PROBLEM REQUIREMENTS — Will you print the material below without altering a single character?

Source data

##########

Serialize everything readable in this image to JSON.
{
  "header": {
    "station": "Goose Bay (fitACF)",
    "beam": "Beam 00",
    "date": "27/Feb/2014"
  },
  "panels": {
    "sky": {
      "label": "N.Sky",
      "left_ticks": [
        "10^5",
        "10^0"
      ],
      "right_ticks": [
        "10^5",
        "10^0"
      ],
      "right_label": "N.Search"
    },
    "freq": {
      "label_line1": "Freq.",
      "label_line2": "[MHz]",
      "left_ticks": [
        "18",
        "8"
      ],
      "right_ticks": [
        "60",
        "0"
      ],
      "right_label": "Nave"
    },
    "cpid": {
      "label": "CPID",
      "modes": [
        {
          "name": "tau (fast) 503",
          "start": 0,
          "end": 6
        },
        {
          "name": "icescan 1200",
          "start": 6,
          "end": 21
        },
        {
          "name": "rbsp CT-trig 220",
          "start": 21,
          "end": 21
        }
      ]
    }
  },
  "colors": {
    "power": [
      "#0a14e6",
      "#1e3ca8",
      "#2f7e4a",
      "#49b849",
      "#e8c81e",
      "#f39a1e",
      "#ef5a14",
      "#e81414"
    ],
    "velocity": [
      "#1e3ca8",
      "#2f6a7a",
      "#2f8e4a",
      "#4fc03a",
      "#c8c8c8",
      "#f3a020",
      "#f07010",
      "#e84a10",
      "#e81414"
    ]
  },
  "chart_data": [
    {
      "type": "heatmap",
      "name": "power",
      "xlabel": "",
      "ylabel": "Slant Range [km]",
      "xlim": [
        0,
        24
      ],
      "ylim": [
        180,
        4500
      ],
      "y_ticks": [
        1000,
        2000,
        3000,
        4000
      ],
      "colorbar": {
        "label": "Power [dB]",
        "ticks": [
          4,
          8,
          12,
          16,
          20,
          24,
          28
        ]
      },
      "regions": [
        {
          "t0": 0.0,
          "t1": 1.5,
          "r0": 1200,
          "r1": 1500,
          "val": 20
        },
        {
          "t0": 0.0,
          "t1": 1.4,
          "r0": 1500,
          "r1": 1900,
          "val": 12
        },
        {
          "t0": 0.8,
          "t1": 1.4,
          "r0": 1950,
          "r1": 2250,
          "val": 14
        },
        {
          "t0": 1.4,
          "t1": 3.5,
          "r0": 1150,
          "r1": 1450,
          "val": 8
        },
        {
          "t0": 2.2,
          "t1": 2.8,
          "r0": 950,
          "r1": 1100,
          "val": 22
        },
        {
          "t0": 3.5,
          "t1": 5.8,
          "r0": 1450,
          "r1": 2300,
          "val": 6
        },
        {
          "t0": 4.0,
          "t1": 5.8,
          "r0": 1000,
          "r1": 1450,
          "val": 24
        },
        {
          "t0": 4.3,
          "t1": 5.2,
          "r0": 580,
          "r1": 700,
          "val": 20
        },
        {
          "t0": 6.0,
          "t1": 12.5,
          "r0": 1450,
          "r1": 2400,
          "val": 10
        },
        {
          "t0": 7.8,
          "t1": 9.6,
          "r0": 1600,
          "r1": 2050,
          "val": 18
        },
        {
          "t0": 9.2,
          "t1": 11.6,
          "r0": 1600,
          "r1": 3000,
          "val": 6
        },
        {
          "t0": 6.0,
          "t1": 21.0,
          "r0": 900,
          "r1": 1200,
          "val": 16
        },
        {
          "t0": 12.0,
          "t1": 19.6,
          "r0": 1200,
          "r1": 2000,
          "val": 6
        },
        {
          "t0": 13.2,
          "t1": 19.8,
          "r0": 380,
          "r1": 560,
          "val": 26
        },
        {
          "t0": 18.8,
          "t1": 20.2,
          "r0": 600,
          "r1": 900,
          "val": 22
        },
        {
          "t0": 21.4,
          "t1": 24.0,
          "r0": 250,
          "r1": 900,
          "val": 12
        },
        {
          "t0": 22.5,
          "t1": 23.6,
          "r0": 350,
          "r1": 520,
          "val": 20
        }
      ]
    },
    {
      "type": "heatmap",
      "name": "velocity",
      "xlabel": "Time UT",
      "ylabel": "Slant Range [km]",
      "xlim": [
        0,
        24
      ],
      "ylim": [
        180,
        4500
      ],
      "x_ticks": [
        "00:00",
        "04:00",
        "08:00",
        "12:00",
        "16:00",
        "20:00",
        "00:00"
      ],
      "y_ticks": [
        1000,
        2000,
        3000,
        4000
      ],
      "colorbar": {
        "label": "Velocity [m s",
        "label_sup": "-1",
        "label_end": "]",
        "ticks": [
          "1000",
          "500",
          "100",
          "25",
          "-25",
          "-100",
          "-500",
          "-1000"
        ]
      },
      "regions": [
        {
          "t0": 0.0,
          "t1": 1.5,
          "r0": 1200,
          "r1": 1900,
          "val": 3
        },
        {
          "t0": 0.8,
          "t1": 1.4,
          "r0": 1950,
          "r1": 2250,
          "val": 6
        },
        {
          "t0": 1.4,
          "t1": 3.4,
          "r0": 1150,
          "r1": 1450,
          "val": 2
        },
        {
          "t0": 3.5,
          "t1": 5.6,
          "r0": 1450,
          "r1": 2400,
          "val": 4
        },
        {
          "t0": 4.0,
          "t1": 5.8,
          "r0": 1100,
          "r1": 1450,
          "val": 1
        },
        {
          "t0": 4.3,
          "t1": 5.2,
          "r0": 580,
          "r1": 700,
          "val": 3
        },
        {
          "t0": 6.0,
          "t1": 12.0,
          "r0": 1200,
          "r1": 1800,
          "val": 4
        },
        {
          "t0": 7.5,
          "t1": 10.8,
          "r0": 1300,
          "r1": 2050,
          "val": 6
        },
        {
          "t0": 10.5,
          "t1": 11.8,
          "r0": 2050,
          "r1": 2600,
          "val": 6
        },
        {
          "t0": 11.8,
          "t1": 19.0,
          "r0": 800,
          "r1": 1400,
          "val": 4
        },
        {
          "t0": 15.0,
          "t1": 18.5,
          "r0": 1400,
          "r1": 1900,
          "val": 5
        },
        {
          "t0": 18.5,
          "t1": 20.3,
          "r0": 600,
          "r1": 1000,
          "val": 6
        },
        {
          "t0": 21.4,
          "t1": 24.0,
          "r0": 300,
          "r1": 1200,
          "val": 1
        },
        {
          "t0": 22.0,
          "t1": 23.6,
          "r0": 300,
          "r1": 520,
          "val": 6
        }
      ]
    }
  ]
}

##########

ANSWER FOR THIS EXERCISE —
Serialize everything readable in this image to JSON.
{
  "header": {
    "station": "Goose Bay (fitACF)",
    "beam": "Beam 00",
    "date": "27/Feb/2014"
  },
  "panels": {
    "sky": {
      "label": "N.Sky",
      "left_ticks": [
        "10^5",
        "10^0"
      ],
      "right_ticks": [
        "10^5",
        "10^0"
      ],
      "right_label": "N.Search"
    },
    "freq": {
      "label_line1": "Freq.",
      "label_line2": "[MHz]",
      "left_ticks": [
        "18",
        "8"
      ],
      "right_ticks": [
        "60",
        "0"
      ],
      "right_label": "Nave"
    },
    "cpid": {
      "label": "CPID",
      "modes": [
        {
          "name": "tau (fast) 503",
          "start": 0,
          "end": 6
        },
        {
          "name": "icescan 1200",
          "start": 6,
          "end": 21
        },
        {
          "name": "rbsp CT-trig 220",
          "start": 21,
          "end": 21
        }
      ]
    }
  },
  "colors": {
    "power": [
      "#0a14e6",
      "#1e3ca8",
      "#2f7e4a",
      "#49b849",
      "#e8c81e",
      "#f39a1e",
      "#ef5a14",
      "#e81414"
    ],
    "velocity": [
      "#1e3ca8",
      "#2f6a7a",
      "#2f8e4a",
      "#4fc03a",
      "#c8c8c8",
      "#f3a020",
      "#f07010",
      "#e84a10",
      "#e81414"
    ]
  },
  "chart_data": [
    {
      "type": "heatmap",
      "name": "power",
      "xlabel": "",
      "ylabel": "Slant Range [km]",
      "xlim": [
        0,
        24
      ],
      "ylim": [
        180,
        4500
      ],
      "y_ticks": [
        1000,
        2000,
        3000,
        4000
      ],
      "colorbar": {
        "label": "Power [dB]",
        "ticks": [
          4,
          8,
          12,
          16,
          20,
          24,
          28
        ]
      },
      "regions": [
        {
          "t0": 0.0,
          "t1": 1.5,
          "r0": 1200,
          "r1": 1500,
          "val": 20
        },
        {
          "t0": 0.0,
          "t1": 1.4,
          "r0": 1500,
          "r1": 1900,
          "val": 12
        },
        {
          "t0": 0.8,
          "t1": 1.4,
          "r0": 1950,
          "r1": 2250,
          "val": 14
        },
        {
          "t0": 1.4,
          "t1": 3.5,
          "r0": 1150,
          "r1": 1450,
          "val": 8
        },
        {
          "t0": 2.2,
          "t1": 2.8,
          "r0": 950,
          "r1": 1100,
          "val": 22
        },
        {
          "t0": 3.5,
          "t1": 5.8,
          "r0": 1450,
          "r1": 2300,
          "val": 6
        },
        {
          "t0": 4.0,
          "t1": 5.8,
          "r0": 1000,
          "r1": 1450,
          "val": 24
        },
        {
          "t0": 4.3,
          "t1": 5.2,
          "r0": 580,
          "r1": 700,
          "val": 20
        },
        {
          "t0": 6.0,
          "t1": 12.5,
          "r0": 1450,
          "r1": 2400,
          "val": 10
        },
        {
          "t0": 7.8,
          "t1": 9.6,
          "r0": 1600,
          "r1": 2050,
          "val": 18
        },
        {
          "t0": 9.2,
          "t1": 11.6,
          "r0": 1600,
          "r1": 3000,
          "val": 6
        },
        {
          "t0": 6.0,
          "t1": 21.0,
          "r0": 900,
          "r1": 1200,
          "val": 16
        },
        {
          "t0": 12.0,
          "t1": 19.6,
          "r0": 1200,
          "r1": 2000,
          "val": 6
        },
        {
          "t0": 13.2,
          "t1": 19.8,
          "r0": 380,
          "r1": 560,
          "val": 26
        },
        {
          "t0": 18.8,
          "t1": 20.2,
          "r0": 600,
          "r1": 900,
          "val": 22
        },
        {
          "t0": 21.4,
          "t1": 24.0,
          "r0": 250,
          "r1": 900,
          "val": 12
        },
        {
          "t0": 22.5,
          "t1": 23.6,
          "r0": 350,
          "r1": 520,
          "val": 20
        }
      ]
    },
    {
      "type": "heatmap",
      "name": "velocity",
      "xlabel": "Time UT",
      "ylabel": "Slant Range [km]",
      "xlim": [
        0,
        24
      ],
      "ylim": [
        180,
        4500
      ],
      "x_ticks": [
        "00:00",
        "04:00",
        "08:00",
        "12:00",
        "16:00",
        "20:00",
        "00:00"
      ],
      "y_ticks": [
        1000,
        2000,
        3000,
        4000
      ],
      "colorbar": {
        "label": "Velocity [m s",
        "label_sup": "-1",
        "label_end": "]",
        "ticks": [
          "1000",
          "500",
          "100",
          "25",
          "-25",
          "-100",
          "-500",
          "-1000"
        ]
      },
      "regions": [
        {
          "t0": 0.0,
          "t1": 1.5,
          "r0": 1200,
          "r1": 1900,
          "val": 3
        },
        {
          "t0": 0.8,
          "t1": 1.4,
          "r0": 1950,
          "r1": 2250,
          "val": 6
        },
        {
          "t0": 1.4,
          "t1": 3.4,
          "r0": 1150,
          "r1": 1450,
          "val": 2
        },
        {
          "t0": 3.5,
          "t1": 5.6,
          "r0": 1450,
          "r1": 2400,
          "val": 4
        },
        {
          "t0": 4.0,
          "t1": 5.8,
          "r0": 1100,
          "r1": 1450,
          "val": 1
        },
        {
          "t0": 4.3,
          "t1": 5.2,
          "r0": 580,
          "r1": 700,
          "val": 3
        },
        {
          "t0": 6.0,
          "t1": 12.0,
          "r0": 1200,
          "r1": 1800,
          "val": 4
        },
        {
          "t0": 7.5,
          "t1": 10.8,
          "r0": 1300,
          "r1": 2050,
          "val": 6
        },
        {
          "t0": 10.5,
          "t1": 11.8,
          "r0": 2050,
          "r1": 2600,
          "val": 6
        },
        {
          "t0": 11.8,
          "t1": 19.0,
          "r0": 800,
          "r1": 1400,
          "val": 4
        },
        {
          "t0": 15.0,
          "t1": 18.5,
          "r0": 1400,
          "r1": 1900,
          "val": 5
        },
        {
          "t0": 18.5,
          "t1": 20.3,
          "r0": 600,
          "r1": 1000,
          "val": 6
        },
        {
          "t0": 21.4,
          "t1": 24.0,
          "r0": 300,
          "r1": 1200,
          "val": 1
        },
        {
          "t0": 22.0,
          "t1": 23.6,
          "r0": 300,
          "r1": 520,
          "val": 6
        }
      ]
    }
  ]
}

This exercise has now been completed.